**SET EXERCISE**
Below are the records. Count the lines containing the string "ylabel", and reply with the number alone.

[Dataset rows]
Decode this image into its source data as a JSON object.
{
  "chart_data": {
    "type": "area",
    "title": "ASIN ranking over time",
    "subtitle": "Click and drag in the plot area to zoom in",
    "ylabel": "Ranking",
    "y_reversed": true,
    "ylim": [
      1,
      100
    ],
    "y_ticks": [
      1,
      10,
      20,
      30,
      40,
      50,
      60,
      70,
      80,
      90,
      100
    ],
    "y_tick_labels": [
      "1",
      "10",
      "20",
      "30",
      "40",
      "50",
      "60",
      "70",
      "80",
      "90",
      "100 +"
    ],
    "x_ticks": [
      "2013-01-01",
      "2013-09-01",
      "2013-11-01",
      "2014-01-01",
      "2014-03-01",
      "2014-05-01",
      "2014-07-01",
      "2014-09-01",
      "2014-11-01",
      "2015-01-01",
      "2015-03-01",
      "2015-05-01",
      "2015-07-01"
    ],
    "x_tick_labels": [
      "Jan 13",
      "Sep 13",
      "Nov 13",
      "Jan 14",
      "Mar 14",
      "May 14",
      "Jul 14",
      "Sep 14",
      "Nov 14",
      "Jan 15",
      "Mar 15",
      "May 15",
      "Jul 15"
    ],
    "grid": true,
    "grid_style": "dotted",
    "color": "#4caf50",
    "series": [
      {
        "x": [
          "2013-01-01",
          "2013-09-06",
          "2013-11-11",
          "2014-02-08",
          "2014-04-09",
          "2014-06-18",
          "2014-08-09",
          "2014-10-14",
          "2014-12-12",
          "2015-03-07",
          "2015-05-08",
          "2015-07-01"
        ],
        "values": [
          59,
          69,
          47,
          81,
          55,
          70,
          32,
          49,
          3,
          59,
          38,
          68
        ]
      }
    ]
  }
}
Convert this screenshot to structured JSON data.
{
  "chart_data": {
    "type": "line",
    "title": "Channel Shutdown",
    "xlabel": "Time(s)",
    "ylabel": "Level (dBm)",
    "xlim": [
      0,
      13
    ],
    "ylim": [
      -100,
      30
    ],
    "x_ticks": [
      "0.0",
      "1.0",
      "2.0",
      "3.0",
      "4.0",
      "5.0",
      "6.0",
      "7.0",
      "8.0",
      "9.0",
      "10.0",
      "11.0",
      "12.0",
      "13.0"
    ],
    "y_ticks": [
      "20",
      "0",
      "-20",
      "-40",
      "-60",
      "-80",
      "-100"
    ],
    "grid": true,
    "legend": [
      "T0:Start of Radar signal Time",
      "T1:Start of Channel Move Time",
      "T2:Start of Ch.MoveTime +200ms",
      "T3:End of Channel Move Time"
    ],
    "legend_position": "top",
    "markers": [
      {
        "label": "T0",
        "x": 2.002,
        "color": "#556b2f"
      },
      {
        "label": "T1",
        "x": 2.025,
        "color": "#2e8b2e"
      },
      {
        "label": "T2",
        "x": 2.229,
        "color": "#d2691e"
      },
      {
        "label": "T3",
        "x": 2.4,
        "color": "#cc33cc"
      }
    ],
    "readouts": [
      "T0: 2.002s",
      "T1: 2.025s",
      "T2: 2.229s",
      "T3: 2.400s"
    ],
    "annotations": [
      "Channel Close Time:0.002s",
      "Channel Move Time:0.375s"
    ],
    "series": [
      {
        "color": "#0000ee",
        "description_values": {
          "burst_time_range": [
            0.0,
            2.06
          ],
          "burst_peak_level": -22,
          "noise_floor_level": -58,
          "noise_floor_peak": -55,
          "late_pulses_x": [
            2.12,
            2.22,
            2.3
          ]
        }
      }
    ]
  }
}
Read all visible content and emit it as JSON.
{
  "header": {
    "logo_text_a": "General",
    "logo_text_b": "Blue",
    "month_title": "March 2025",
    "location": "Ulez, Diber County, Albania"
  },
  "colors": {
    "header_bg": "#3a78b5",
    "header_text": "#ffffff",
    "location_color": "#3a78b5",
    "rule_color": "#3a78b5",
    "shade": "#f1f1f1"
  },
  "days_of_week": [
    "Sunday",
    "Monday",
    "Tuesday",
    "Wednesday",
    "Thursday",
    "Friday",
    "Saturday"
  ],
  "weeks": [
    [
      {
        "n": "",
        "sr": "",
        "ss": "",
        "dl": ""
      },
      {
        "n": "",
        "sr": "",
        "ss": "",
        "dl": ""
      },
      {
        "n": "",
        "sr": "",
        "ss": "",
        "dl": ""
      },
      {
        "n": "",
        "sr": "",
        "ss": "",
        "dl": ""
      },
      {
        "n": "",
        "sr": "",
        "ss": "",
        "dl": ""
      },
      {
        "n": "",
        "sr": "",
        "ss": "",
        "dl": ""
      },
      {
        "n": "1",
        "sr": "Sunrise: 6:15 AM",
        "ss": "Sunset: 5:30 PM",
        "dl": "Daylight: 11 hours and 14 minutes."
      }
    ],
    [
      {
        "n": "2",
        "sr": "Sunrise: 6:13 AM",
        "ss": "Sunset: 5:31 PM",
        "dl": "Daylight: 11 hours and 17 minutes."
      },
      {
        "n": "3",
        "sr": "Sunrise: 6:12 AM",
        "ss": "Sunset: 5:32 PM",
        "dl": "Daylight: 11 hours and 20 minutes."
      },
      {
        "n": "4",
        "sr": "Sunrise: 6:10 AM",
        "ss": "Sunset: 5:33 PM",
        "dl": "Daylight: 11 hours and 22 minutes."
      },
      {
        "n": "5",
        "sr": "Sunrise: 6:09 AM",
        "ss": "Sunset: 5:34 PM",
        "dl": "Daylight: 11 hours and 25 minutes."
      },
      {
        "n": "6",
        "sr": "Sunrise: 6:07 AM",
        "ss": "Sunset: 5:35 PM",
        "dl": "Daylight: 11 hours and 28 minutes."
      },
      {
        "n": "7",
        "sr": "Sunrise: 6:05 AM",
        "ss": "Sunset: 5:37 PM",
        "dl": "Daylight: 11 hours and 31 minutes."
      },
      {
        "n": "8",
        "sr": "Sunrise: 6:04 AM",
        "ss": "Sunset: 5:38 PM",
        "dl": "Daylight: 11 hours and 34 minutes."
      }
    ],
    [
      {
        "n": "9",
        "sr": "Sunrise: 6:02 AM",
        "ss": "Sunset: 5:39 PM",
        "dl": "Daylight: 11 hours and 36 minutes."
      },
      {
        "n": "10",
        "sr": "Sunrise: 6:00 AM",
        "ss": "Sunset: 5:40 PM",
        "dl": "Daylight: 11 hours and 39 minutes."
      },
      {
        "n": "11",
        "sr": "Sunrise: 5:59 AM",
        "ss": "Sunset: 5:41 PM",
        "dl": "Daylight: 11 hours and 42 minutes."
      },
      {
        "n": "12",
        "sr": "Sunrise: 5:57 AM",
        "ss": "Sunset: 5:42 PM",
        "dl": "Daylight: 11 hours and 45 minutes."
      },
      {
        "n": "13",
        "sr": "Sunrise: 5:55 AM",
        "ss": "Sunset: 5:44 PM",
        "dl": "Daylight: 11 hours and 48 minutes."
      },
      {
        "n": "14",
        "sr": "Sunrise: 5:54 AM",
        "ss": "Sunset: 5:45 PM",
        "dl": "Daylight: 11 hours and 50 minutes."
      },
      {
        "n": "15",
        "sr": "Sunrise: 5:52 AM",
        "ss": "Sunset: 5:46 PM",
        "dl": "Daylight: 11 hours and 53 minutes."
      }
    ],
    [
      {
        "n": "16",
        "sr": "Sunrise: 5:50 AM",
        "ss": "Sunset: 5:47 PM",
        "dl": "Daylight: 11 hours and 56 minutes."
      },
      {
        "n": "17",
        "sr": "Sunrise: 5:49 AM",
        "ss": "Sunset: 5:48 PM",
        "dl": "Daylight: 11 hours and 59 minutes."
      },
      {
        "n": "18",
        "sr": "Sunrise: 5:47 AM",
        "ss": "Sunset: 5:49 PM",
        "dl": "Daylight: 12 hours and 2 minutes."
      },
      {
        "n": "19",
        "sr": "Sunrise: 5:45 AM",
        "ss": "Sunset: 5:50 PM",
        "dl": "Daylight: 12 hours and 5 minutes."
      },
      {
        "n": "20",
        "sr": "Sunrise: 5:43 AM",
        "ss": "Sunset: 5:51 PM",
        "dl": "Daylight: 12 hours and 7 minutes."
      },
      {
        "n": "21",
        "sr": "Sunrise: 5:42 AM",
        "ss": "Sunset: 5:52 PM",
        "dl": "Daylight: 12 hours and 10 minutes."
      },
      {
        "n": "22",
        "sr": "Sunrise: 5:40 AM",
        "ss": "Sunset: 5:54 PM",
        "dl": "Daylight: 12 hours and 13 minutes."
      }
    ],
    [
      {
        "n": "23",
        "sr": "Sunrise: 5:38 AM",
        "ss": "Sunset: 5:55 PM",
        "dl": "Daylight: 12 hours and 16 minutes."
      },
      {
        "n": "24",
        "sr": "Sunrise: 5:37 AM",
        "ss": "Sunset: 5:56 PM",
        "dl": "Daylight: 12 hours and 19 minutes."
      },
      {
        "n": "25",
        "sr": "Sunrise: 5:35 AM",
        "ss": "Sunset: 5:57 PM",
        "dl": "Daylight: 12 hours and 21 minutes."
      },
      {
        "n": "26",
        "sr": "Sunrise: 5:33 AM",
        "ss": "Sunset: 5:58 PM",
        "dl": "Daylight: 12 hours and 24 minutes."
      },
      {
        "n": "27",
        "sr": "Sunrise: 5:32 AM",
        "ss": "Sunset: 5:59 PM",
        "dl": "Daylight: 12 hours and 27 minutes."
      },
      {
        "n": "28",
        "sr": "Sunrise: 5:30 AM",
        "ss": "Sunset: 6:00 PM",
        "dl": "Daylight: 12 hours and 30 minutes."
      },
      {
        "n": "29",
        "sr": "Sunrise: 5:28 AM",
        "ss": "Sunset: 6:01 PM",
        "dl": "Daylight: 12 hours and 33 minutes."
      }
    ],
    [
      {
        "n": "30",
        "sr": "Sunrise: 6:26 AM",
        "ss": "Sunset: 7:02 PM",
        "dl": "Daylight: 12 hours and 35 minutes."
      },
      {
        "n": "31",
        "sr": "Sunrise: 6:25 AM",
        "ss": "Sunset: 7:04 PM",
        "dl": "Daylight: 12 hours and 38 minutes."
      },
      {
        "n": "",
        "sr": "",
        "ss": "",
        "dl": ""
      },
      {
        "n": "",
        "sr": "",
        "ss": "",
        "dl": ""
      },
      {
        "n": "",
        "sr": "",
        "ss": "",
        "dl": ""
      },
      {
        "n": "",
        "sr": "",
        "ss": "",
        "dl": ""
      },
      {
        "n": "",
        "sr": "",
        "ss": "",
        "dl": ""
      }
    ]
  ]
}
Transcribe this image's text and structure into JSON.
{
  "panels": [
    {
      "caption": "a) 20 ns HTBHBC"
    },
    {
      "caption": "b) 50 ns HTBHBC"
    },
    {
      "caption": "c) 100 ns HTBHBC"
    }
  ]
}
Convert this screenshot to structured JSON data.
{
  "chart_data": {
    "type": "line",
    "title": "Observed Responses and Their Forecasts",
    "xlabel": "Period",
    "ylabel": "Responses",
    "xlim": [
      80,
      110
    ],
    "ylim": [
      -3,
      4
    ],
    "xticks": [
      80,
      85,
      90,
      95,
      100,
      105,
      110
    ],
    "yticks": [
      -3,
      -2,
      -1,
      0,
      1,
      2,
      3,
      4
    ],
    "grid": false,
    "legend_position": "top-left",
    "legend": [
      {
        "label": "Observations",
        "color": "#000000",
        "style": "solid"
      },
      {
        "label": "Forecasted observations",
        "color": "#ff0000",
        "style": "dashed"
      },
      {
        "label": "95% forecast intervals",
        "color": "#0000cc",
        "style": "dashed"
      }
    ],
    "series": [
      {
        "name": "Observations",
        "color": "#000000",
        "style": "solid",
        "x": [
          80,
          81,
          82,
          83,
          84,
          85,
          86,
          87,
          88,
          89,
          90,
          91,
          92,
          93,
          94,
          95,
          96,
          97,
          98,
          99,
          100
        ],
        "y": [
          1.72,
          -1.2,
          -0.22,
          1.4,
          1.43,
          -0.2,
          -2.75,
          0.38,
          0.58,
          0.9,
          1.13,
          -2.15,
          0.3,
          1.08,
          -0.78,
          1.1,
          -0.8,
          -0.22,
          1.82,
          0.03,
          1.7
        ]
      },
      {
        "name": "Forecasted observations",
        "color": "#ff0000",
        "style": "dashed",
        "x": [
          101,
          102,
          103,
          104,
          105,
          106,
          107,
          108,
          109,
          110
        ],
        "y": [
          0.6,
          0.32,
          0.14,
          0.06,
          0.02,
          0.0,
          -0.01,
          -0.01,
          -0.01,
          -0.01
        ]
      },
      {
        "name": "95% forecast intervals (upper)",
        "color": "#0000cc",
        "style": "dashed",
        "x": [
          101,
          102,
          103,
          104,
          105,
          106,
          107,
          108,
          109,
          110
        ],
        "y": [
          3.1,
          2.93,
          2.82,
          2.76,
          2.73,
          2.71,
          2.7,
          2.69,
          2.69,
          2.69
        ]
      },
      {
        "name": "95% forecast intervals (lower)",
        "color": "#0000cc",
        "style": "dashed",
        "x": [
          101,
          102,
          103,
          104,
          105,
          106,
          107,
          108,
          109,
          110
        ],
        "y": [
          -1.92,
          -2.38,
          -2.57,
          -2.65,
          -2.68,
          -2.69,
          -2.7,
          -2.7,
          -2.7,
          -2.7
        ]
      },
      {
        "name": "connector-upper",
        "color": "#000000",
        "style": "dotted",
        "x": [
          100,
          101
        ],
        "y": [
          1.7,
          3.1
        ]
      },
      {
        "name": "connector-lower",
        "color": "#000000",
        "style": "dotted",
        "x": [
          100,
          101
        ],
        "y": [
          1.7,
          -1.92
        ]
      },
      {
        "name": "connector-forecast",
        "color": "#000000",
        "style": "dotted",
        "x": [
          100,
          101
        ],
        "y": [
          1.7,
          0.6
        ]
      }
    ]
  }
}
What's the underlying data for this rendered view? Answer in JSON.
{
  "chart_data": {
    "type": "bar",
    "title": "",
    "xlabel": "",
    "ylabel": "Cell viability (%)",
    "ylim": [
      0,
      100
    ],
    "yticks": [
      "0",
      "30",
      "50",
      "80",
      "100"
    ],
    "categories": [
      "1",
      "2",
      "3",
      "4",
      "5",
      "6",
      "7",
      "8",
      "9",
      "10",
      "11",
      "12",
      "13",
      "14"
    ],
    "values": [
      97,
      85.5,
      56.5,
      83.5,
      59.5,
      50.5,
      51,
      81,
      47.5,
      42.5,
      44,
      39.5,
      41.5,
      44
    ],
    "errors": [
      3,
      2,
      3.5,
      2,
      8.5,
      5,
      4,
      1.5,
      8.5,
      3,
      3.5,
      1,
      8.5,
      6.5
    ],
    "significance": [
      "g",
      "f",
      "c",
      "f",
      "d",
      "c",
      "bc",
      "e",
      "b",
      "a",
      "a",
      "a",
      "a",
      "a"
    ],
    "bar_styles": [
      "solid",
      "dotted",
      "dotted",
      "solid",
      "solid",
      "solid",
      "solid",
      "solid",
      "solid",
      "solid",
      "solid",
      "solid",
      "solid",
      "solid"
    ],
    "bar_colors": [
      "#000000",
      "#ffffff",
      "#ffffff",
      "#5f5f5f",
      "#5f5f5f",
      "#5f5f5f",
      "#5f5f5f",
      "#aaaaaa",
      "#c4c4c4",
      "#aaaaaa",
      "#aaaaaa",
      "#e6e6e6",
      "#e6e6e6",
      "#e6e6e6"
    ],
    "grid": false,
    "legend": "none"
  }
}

**COMPLETED EXERCISE**
4